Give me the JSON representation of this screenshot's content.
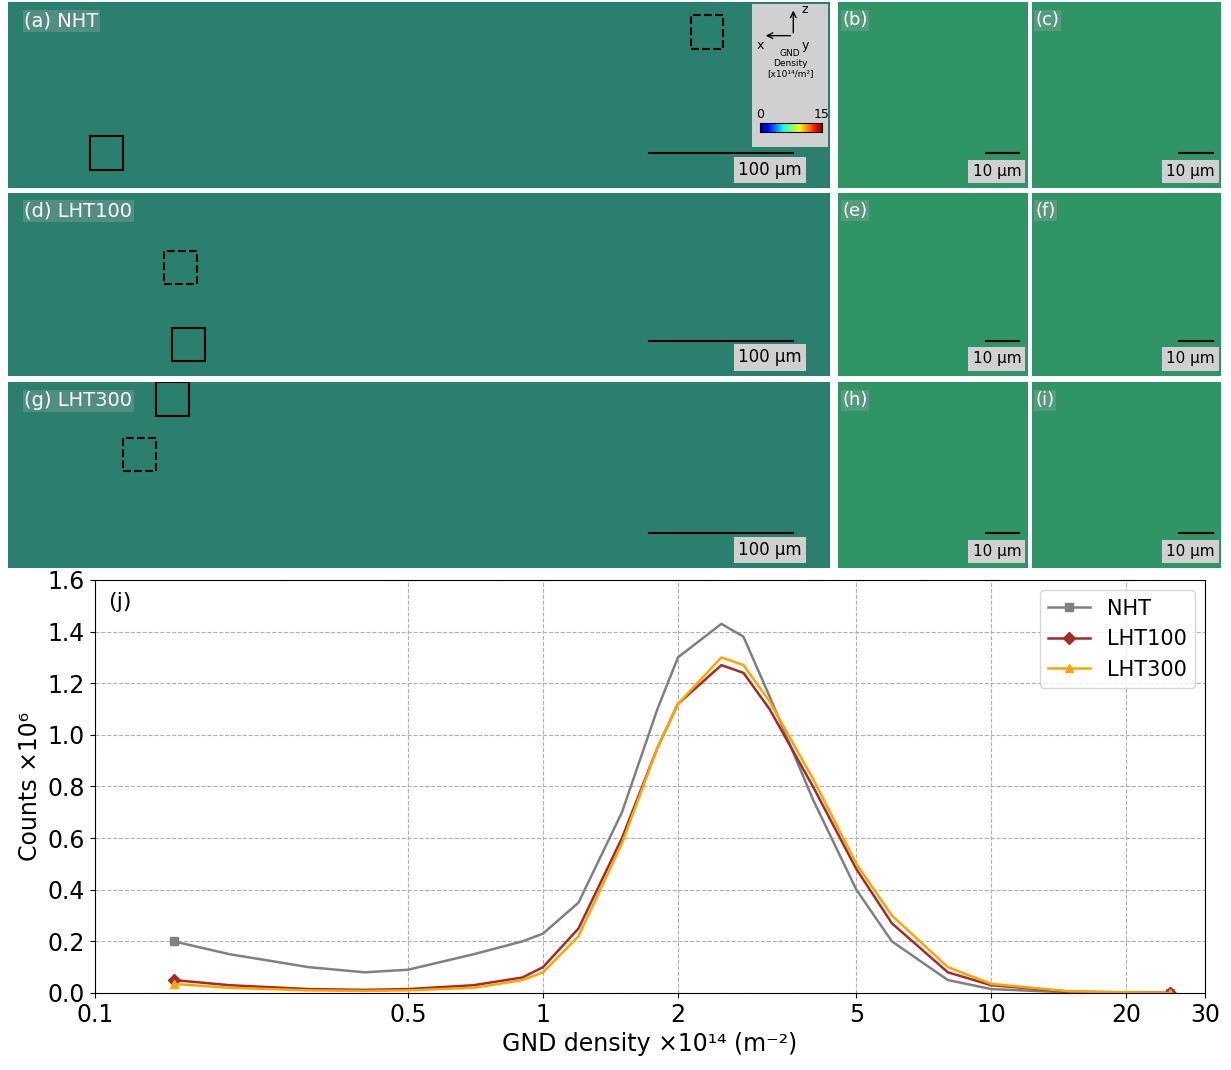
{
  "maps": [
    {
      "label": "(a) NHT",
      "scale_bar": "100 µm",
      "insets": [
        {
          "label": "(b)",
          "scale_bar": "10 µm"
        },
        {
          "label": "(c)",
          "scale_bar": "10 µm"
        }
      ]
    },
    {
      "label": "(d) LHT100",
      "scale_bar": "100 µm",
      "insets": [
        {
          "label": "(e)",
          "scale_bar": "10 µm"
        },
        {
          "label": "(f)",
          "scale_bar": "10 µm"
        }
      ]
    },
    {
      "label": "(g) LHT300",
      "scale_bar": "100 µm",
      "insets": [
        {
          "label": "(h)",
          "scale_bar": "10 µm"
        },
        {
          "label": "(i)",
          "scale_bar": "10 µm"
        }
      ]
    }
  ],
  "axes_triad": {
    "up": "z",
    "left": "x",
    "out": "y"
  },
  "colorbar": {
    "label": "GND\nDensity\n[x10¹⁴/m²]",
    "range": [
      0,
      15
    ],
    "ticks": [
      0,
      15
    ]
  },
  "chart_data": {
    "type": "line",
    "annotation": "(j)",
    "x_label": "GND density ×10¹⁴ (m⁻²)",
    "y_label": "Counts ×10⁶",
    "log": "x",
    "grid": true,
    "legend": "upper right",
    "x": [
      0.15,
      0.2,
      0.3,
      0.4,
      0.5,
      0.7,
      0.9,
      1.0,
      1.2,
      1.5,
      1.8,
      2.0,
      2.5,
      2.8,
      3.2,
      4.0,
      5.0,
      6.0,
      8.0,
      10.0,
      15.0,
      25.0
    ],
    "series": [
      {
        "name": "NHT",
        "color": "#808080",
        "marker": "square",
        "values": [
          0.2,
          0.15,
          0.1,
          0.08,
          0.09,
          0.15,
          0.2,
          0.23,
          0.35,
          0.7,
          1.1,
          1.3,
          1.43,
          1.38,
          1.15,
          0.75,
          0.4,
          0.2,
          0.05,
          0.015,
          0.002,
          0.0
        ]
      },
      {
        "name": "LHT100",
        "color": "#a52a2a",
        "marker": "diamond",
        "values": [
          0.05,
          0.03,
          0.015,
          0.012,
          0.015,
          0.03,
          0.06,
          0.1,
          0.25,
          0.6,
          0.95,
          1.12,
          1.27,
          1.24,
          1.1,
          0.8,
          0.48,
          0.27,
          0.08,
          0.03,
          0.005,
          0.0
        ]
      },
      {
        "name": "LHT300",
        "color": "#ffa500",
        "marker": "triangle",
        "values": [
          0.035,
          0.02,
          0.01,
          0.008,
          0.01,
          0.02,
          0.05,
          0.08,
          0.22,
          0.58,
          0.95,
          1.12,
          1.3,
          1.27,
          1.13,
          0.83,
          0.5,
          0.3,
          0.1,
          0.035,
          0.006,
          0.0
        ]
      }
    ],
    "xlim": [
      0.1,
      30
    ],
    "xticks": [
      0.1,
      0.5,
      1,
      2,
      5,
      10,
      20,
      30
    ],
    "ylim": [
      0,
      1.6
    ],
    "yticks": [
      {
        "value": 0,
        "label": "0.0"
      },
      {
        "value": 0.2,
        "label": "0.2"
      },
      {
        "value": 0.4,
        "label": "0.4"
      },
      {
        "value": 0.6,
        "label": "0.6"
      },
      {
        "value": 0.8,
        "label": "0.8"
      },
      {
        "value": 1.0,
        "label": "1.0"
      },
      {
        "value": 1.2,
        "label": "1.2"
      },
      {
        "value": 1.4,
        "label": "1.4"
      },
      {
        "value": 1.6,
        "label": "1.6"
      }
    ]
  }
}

------------------------------------------------

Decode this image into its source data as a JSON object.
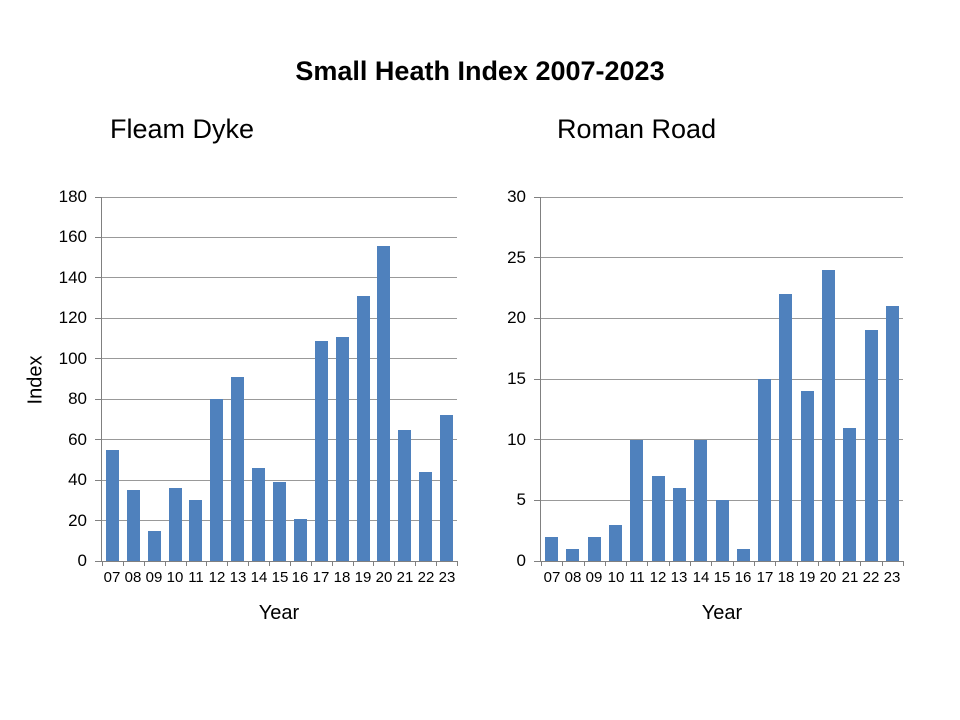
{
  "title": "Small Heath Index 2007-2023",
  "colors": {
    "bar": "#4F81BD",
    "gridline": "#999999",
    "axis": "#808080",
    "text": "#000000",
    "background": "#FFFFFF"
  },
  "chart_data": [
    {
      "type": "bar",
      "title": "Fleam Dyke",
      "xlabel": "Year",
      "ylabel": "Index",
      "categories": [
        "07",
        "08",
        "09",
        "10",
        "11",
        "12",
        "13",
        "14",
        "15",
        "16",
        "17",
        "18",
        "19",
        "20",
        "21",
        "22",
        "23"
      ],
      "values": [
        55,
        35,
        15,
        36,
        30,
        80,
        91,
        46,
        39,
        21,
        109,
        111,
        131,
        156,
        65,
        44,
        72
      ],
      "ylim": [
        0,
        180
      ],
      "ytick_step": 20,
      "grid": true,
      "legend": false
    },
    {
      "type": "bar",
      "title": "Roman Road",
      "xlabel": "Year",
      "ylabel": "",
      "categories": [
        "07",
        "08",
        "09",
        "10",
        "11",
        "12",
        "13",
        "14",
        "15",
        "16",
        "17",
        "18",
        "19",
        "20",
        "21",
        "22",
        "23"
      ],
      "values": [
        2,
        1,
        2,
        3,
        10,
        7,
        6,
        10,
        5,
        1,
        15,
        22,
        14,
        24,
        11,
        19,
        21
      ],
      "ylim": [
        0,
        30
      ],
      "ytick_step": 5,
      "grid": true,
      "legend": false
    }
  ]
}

------------------------------------------------

**TO DO**
Filter the records above for lines containing the word "title", and copy those lines.

**OUTPUT BELOW**
  "title": "Small Heath Index 2007-2023",
      "title": "Fleam Dyke",
      "title": "Roman Road",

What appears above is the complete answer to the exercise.